> Entries shown
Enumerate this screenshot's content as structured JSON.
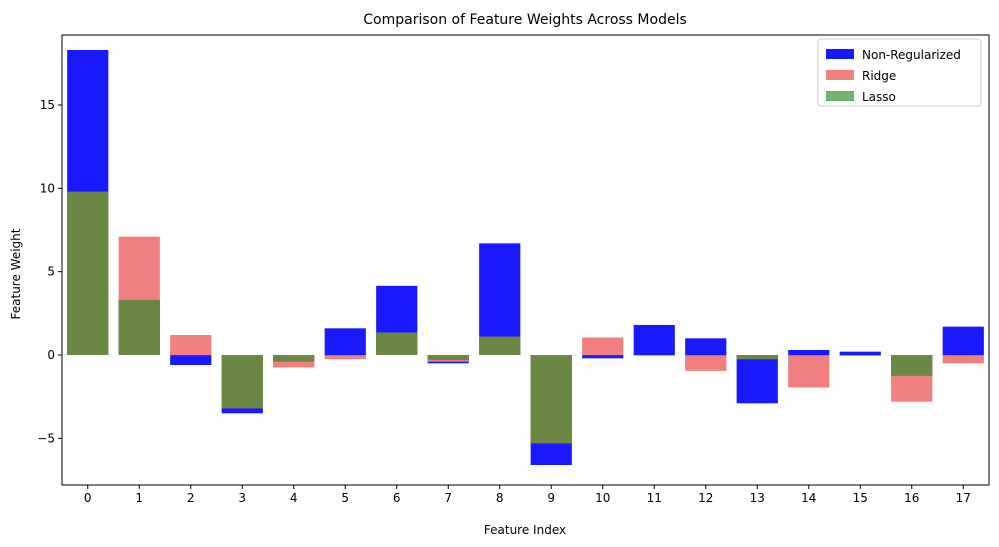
{
  "chart_data": {
    "type": "bar",
    "title": "Comparison of Feature Weights Across Models",
    "xlabel": "Feature Index",
    "ylabel": "Feature Weight",
    "categories": [
      "0",
      "1",
      "2",
      "3",
      "4",
      "5",
      "6",
      "7",
      "8",
      "9",
      "10",
      "11",
      "12",
      "13",
      "14",
      "15",
      "16",
      "17"
    ],
    "ylim": [
      -7.8,
      19.2
    ],
    "yticks": [
      -5,
      0,
      5,
      10,
      15
    ],
    "ytick_labels": [
      "−5",
      "0",
      "5",
      "10",
      "15"
    ],
    "grid": false,
    "legend_position": "top-right",
    "series": [
      {
        "name": "Non-Regularized",
        "color": "#0000ff",
        "opacity": 0.9,
        "values": [
          18.3,
          3.3,
          -0.6,
          -3.5,
          -0.4,
          1.6,
          4.15,
          -0.5,
          6.7,
          -6.6,
          -0.2,
          1.8,
          1.0,
          -2.9,
          0.3,
          0.2,
          -1.3,
          1.7
        ]
      },
      {
        "name": "Ridge",
        "color": "#f08080",
        "opacity": 1.0,
        "values": [
          9.8,
          7.1,
          1.2,
          -3.2,
          -0.75,
          -0.25,
          1.35,
          -0.4,
          1.1,
          -5.3,
          1.05,
          0.0,
          -0.95,
          -0.25,
          -1.95,
          -0.05,
          -2.8,
          -0.5
        ]
      },
      {
        "name": "Lasso",
        "color": "#228b22",
        "opacity": 0.65,
        "values": [
          9.8,
          3.3,
          0.0,
          -3.2,
          -0.4,
          0.0,
          1.35,
          -0.3,
          1.1,
          -5.3,
          0.0,
          0.0,
          0.0,
          -0.25,
          0.0,
          0.0,
          -1.25,
          0.0
        ]
      }
    ]
  }
}
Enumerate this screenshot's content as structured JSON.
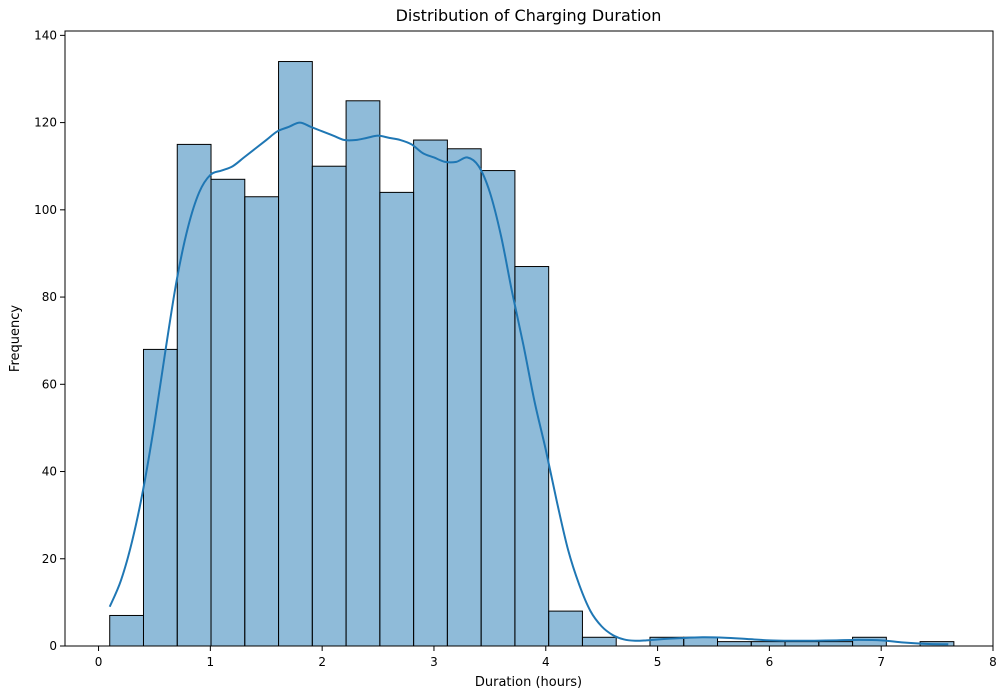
{
  "chart_data": {
    "type": "bar",
    "title": "Distribution of Charging Duration",
    "xlabel": "Duration (hours)",
    "ylabel": "Frequency",
    "xlim": [
      -0.3,
      8.0
    ],
    "ylim": [
      0,
      141
    ],
    "xticks": [
      0,
      1,
      2,
      3,
      4,
      5,
      6,
      7,
      8
    ],
    "yticks": [
      0,
      20,
      40,
      60,
      80,
      100,
      120,
      140
    ],
    "bin_start": 0.1,
    "bin_width": 0.302,
    "values": [
      7,
      68,
      115,
      107,
      103,
      134,
      110,
      125,
      104,
      116,
      114,
      109,
      87,
      8,
      2,
      0,
      2,
      2,
      1,
      1,
      1,
      1,
      2,
      0,
      1
    ],
    "bar_color": "#1f77b4",
    "bar_fill_opacity": 0.5,
    "bar_edge_color": "#000000",
    "kde_color": "#1f77b4",
    "kde": {
      "x": [
        0.1,
        0.2,
        0.3,
        0.4,
        0.5,
        0.6,
        0.7,
        0.8,
        0.9,
        1.0,
        1.1,
        1.2,
        1.3,
        1.4,
        1.5,
        1.6,
        1.7,
        1.8,
        1.9,
        2.0,
        2.1,
        2.2,
        2.3,
        2.4,
        2.5,
        2.6,
        2.7,
        2.8,
        2.9,
        3.0,
        3.1,
        3.2,
        3.3,
        3.4,
        3.5,
        3.6,
        3.7,
        3.8,
        3.9,
        4.0,
        4.1,
        4.2,
        4.3,
        4.4,
        4.5,
        4.6,
        4.7,
        4.8,
        4.9,
        5.0,
        5.2,
        5.4,
        5.6,
        5.8,
        6.0,
        6.2,
        6.4,
        6.6,
        6.8,
        7.0,
        7.2,
        7.4,
        7.6
      ],
      "y": [
        9,
        15,
        24,
        36,
        51,
        68,
        84,
        96,
        104,
        108,
        109,
        110,
        112,
        114,
        116,
        118,
        119,
        120,
        119,
        118,
        117,
        116,
        116,
        116.5,
        117,
        116.5,
        116,
        115,
        113,
        112,
        111,
        111,
        112,
        110,
        104,
        94,
        81,
        69,
        56,
        45,
        33,
        22,
        14,
        8,
        4.5,
        2.5,
        1.5,
        1.2,
        1.3,
        1.5,
        1.8,
        2.0,
        1.9,
        1.6,
        1.3,
        1.2,
        1.2,
        1.3,
        1.4,
        1.3,
        0.8,
        0.5,
        0.4
      ]
    }
  }
}
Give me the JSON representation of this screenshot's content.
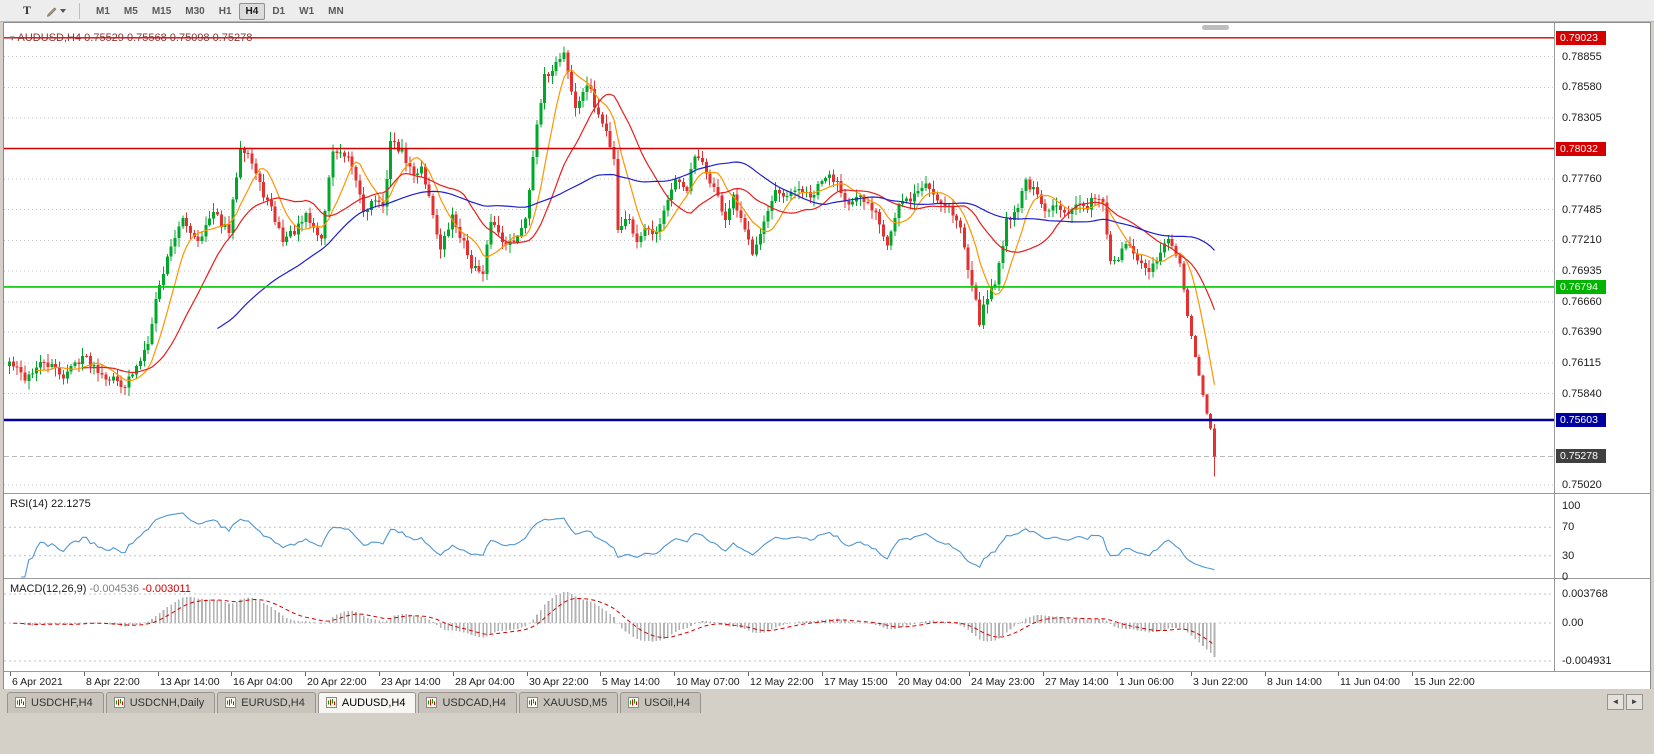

> What to work on
Repeat each record exactly as shown above, dropping all images.

> Finished answer
Enumerate this screenshot's content as structured JSON.
{
  "chart_data": {
    "type": "bar",
    "title": "Comparison of Feature Weights Across Models",
    "xlabel": "Feature Index",
    "ylabel": "Feature Weight",
    "categories": [
      "0",
      "1",
      "2",
      "3",
      "4",
      "5",
      "6",
      "7",
      "8",
      "9",
      "10",
      "11",
      "12",
      "13",
      "14",
      "15",
      "16",
      "17"
    ],
    "ylim": [
      -7.8,
      19.2
    ],
    "yticks": [
      -5,
      0,
      5,
      10,
      15
    ],
    "ytick_labels": [
      "−5",
      "0",
      "5",
      "10",
      "15"
    ],
    "grid": false,
    "legend_position": "top-right",
    "series": [
      {
        "name": "Non-Regularized",
        "color": "#0000ff",
        "opacity": 0.9,
        "values": [
          18.3,
          3.3,
          -0.6,
          -3.5,
          -0.4,
          1.6,
          4.15,
          -0.5,
          6.7,
          -6.6,
          -0.2,
          1.8,
          1.0,
          -2.9,
          0.3,
          0.2,
          -1.3,
          1.7
        ]
      },
      {
        "name": "Ridge",
        "color": "#f08080",
        "opacity": 1.0,
        "values": [
          9.8,
          7.1,
          1.2,
          -3.2,
          -0.75,
          -0.25,
          1.35,
          -0.4,
          1.1,
          -5.3,
          1.05,
          0.0,
          -0.95,
          -0.25,
          -1.95,
          -0.05,
          -2.8,
          -0.5
        ]
      },
      {
        "name": "Lasso",
        "color": "#228b22",
        "opacity": 0.65,
        "values": [
          9.8,
          3.3,
          0.0,
          -3.2,
          -0.4,
          0.0,
          1.35,
          -0.3,
          1.1,
          -5.3,
          0.0,
          0.0,
          0.0,
          -0.25,
          0.0,
          0.0,
          -1.25,
          0.0
        ]
      }
    ]
  }
}
Enumerate this screenshot's content as structured JSON.
{
  "chart_data": {
    "type": "bar",
    "title": "Distribution of Charging Duration",
    "xlabel": "Duration (hours)",
    "ylabel": "Frequency",
    "xlim": [
      -0.3,
      8.0
    ],
    "ylim": [
      0,
      141
    ],
    "xticks": [
      0,
      1,
      2,
      3,
      4,
      5,
      6,
      7,
      8
    ],
    "yticks": [
      0,
      20,
      40,
      60,
      80,
      100,
      120,
      140
    ],
    "bin_start": 0.1,
    "bin_width": 0.302,
    "values": [
      7,
      68,
      115,
      107,
      103,
      134,
      110,
      125,
      104,
      116,
      114,
      109,
      87,
      8,
      2,
      0,
      2,
      2,
      1,
      1,
      1,
      1,
      2,
      0,
      1
    ],
    "bar_color": "#1f77b4",
    "bar_fill_opacity": 0.5,
    "bar_edge_color": "#000000",
    "kde_color": "#1f77b4",
    "kde": {
      "x": [
        0.1,
        0.2,
        0.3,
        0.4,
        0.5,
        0.6,
        0.7,
        0.8,
        0.9,
        1.0,
        1.1,
        1.2,
        1.3,
        1.4,
        1.5,
        1.6,
        1.7,
        1.8,
        1.9,
        2.0,
        2.1,
        2.2,
        2.3,
        2.4,
        2.5,
        2.6,
        2.7,
        2.8,
        2.9,
        3.0,
        3.1,
        3.2,
        3.3,
        3.4,
        3.5,
        3.6,
        3.7,
        3.8,
        3.9,
        4.0,
        4.1,
        4.2,
        4.3,
        4.4,
        4.5,
        4.6,
        4.7,
        4.8,
        4.9,
        5.0,
        5.2,
        5.4,
        5.6,
        5.8,
        6.0,
        6.2,
        6.4,
        6.6,
        6.8,
        7.0,
        7.2,
        7.4,
        7.6
      ],
      "y": [
        9,
        15,
        24,
        36,
        51,
        68,
        84,
        96,
        104,
        108,
        109,
        110,
        112,
        114,
        116,
        118,
        119,
        120,
        119,
        118,
        117,
        116,
        116,
        116.5,
        117,
        116.5,
        116,
        115,
        113,
        112,
        111,
        111,
        112,
        110,
        104,
        94,
        81,
        69,
        56,
        45,
        33,
        22,
        14,
        8,
        4.5,
        2.5,
        1.5,
        1.2,
        1.3,
        1.5,
        1.8,
        2.0,
        1.9,
        1.6,
        1.3,
        1.2,
        1.2,
        1.3,
        1.4,
        1.3,
        0.8,
        0.5,
        0.4
      ]
    }
  }
}
Give me the JSON representation of this screenshot's content.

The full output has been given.